> **Written task**
Among the entries below, find the lines with "rocket" and copy them.

> **Task material**
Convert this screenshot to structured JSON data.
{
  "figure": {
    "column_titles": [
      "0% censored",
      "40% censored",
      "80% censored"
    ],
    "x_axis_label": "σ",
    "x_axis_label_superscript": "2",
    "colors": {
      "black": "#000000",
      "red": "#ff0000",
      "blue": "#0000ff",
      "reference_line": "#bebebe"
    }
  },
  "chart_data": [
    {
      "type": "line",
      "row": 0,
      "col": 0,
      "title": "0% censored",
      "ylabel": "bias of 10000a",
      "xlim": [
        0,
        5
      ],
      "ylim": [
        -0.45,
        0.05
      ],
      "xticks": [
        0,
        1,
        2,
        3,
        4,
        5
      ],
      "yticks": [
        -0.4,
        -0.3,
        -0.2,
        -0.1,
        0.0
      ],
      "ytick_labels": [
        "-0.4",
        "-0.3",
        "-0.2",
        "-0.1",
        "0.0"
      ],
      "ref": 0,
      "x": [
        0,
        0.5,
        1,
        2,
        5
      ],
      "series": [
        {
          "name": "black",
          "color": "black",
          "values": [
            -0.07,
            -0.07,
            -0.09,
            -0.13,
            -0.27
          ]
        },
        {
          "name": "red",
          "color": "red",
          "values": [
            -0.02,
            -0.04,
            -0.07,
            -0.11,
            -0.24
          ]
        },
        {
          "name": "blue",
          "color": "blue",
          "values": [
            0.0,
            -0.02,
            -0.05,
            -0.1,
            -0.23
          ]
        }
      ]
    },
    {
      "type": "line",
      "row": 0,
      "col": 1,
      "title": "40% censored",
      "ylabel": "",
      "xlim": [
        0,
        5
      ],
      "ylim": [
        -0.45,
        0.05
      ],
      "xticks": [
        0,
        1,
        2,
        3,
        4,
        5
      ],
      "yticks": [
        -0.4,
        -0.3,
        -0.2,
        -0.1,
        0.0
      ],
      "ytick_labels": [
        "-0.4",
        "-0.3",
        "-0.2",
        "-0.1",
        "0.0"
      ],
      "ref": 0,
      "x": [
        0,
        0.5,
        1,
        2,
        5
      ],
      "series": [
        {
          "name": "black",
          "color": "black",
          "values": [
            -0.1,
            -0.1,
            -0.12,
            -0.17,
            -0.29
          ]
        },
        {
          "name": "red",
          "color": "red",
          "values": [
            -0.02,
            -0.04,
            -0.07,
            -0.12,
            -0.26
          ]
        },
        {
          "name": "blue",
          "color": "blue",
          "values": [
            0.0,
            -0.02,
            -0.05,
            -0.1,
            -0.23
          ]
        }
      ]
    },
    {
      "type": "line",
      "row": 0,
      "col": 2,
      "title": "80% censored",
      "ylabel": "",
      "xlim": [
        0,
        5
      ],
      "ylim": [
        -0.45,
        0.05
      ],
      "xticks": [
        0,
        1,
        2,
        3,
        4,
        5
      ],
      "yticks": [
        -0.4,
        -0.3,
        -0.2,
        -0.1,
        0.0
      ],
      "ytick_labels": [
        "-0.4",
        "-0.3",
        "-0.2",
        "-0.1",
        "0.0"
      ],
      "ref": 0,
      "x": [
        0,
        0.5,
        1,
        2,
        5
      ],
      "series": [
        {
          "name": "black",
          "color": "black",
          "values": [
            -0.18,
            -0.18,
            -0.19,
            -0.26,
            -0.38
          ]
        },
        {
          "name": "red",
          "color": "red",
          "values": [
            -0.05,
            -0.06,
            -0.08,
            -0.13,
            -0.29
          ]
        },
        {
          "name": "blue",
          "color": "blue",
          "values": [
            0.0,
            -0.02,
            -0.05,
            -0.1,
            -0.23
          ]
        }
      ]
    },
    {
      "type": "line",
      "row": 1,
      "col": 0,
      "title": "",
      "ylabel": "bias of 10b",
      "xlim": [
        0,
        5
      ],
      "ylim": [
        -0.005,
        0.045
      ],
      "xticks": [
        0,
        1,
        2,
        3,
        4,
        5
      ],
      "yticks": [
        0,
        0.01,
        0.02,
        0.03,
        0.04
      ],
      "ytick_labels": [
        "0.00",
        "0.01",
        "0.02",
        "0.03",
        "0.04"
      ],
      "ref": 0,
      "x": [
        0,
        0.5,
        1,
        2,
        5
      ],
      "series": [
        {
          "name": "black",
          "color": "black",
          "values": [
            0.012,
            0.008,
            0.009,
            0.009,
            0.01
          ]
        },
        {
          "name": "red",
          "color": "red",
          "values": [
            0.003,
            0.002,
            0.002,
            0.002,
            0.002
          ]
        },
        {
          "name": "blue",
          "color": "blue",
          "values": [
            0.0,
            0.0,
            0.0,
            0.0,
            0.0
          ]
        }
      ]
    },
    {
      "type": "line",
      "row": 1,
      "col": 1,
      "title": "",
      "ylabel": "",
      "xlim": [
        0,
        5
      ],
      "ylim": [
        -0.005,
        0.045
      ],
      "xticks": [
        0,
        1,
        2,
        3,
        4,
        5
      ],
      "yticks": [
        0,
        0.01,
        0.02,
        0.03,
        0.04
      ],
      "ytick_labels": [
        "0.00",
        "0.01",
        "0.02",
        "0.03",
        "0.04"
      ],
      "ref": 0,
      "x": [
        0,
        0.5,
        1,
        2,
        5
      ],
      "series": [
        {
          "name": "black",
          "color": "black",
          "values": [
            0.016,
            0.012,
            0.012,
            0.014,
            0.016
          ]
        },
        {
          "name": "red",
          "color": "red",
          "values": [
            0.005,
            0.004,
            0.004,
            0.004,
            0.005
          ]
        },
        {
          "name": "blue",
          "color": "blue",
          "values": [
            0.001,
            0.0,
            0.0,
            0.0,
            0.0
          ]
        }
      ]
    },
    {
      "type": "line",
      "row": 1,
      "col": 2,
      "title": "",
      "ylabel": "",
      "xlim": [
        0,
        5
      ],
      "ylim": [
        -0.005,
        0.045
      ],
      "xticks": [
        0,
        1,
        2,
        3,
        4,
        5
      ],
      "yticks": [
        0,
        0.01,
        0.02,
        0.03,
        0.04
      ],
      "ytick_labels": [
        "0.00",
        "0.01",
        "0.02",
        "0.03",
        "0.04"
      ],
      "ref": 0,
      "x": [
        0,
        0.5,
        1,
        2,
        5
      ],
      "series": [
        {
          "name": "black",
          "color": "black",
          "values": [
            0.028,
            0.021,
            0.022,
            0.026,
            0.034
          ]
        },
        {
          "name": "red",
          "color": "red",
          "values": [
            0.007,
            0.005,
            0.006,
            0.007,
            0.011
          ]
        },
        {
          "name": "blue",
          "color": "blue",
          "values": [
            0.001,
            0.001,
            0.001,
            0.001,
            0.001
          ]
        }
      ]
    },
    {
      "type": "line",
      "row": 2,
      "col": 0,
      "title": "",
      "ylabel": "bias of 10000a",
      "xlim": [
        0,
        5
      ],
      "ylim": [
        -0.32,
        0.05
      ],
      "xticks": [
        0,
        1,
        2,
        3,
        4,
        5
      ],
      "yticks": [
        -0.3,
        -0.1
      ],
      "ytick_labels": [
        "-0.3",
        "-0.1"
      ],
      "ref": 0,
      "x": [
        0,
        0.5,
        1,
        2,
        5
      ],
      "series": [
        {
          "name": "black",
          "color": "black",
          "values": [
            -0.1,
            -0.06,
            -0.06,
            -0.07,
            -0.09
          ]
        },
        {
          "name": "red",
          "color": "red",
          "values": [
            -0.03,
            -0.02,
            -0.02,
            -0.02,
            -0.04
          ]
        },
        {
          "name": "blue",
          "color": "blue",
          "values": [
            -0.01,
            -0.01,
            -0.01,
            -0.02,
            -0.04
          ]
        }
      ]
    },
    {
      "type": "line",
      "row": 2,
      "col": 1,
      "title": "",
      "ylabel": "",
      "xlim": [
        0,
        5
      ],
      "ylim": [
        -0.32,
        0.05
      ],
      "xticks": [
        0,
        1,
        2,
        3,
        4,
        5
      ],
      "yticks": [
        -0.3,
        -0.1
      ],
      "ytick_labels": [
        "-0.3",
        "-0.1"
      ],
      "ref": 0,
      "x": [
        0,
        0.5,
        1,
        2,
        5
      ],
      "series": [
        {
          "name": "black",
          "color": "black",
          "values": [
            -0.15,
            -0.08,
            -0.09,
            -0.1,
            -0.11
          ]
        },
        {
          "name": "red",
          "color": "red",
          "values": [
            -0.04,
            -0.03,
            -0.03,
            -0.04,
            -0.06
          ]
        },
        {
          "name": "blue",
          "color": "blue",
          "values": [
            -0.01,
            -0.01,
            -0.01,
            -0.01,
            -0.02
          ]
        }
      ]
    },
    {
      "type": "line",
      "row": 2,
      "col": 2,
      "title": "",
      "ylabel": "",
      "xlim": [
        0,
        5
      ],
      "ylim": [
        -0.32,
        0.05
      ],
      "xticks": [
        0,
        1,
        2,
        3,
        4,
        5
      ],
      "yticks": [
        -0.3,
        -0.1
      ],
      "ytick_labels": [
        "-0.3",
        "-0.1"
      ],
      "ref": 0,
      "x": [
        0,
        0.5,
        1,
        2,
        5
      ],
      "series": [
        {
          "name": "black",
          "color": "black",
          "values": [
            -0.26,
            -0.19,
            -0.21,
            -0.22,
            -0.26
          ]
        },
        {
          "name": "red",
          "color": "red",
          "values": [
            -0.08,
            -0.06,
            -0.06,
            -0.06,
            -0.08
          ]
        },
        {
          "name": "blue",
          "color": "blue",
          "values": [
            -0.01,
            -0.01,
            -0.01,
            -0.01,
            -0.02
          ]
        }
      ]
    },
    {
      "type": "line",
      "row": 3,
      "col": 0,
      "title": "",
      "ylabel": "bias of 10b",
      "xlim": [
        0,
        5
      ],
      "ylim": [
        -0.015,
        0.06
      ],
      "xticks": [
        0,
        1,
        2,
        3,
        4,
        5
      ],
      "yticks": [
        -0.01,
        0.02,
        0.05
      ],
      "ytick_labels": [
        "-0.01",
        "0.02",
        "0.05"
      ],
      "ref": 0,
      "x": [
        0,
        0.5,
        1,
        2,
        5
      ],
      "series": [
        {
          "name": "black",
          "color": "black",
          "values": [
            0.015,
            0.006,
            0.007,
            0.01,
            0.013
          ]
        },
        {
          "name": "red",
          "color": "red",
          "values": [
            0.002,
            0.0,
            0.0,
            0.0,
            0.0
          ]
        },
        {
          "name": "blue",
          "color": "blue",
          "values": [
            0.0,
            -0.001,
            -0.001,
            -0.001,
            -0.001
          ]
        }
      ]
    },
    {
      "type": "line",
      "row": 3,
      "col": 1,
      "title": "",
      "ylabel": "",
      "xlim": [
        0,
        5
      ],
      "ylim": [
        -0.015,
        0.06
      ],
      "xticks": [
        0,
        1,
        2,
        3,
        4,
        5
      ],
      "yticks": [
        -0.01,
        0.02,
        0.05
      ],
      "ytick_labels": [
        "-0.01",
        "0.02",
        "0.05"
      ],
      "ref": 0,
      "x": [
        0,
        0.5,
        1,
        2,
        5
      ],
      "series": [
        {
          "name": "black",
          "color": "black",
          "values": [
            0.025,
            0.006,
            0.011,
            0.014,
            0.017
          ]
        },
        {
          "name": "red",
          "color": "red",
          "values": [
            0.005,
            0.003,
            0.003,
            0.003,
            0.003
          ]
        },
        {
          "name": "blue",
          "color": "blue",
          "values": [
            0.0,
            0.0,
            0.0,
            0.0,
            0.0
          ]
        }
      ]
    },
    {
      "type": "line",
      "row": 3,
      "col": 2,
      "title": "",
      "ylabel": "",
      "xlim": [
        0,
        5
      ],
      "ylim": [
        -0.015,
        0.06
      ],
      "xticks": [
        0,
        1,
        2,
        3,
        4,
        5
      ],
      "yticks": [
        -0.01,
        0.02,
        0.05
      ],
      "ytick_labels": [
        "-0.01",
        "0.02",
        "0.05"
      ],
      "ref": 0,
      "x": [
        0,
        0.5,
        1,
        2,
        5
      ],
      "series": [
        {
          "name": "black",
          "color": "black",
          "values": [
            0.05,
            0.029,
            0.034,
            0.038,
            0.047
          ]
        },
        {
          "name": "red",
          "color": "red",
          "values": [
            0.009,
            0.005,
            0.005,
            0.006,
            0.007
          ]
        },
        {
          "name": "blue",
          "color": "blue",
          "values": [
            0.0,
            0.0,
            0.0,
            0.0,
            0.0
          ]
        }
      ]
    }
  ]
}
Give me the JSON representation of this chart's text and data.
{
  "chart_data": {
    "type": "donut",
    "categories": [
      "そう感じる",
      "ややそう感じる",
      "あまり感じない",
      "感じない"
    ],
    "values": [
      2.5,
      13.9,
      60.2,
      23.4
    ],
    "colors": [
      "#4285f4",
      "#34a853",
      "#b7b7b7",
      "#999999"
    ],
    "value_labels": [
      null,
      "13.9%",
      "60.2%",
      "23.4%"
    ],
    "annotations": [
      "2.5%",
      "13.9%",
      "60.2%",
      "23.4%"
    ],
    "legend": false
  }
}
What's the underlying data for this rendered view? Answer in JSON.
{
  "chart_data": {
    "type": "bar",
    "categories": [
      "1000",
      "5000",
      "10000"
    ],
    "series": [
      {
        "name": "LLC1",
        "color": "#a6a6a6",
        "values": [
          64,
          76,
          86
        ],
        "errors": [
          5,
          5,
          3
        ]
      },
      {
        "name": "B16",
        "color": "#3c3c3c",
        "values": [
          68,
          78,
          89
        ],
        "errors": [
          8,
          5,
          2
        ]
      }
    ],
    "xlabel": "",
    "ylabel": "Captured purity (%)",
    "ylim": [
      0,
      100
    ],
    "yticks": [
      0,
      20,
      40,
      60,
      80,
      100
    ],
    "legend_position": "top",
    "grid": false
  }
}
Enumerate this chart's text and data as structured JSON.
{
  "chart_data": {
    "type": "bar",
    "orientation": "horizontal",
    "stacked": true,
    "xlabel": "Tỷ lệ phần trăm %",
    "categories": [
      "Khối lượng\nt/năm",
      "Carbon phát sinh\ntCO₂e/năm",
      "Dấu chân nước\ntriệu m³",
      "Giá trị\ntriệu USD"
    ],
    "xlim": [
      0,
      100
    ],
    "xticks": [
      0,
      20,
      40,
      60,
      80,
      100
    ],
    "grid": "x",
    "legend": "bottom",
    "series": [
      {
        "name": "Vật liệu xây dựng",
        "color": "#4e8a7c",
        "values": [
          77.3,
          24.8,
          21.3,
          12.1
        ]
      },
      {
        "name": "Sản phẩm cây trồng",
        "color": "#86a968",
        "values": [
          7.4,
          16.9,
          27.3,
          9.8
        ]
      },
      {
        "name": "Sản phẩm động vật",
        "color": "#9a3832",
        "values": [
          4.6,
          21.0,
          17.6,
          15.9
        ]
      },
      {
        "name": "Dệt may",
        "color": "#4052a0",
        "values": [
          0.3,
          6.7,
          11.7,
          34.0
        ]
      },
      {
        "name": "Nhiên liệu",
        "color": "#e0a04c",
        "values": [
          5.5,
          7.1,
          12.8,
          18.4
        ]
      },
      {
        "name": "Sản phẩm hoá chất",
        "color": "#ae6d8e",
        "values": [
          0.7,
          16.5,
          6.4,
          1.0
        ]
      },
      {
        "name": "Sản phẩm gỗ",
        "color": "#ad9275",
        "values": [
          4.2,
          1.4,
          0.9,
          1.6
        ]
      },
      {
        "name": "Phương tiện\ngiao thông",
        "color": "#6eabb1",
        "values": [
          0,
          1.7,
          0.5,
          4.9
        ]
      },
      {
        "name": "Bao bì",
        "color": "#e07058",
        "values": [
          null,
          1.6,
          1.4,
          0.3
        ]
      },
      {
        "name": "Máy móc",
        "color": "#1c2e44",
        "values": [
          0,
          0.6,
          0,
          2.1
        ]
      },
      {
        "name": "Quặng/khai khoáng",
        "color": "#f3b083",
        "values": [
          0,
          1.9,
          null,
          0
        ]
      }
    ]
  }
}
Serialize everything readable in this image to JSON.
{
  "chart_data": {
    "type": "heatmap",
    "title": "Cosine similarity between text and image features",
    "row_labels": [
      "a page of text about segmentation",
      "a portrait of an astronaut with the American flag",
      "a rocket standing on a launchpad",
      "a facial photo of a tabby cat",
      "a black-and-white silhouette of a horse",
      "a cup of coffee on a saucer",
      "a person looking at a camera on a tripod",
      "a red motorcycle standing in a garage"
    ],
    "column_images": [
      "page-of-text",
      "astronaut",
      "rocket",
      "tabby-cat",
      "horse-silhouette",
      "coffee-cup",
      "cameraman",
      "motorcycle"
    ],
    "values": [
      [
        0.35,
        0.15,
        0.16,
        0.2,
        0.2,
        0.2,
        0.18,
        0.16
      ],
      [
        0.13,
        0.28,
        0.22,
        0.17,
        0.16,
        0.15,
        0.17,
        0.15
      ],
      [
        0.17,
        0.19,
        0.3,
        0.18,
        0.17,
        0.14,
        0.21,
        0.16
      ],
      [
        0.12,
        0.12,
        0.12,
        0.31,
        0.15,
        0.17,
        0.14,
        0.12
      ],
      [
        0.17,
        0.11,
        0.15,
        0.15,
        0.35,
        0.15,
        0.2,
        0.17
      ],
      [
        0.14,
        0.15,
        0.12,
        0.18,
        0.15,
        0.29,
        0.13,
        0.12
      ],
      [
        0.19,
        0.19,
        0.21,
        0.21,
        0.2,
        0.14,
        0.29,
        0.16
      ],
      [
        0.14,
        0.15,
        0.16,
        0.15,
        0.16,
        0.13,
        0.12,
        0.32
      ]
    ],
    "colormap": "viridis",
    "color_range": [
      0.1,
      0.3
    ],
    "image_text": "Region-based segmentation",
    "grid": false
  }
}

> **Response**
      "a rocket standing on a launchpad",
      "rocket",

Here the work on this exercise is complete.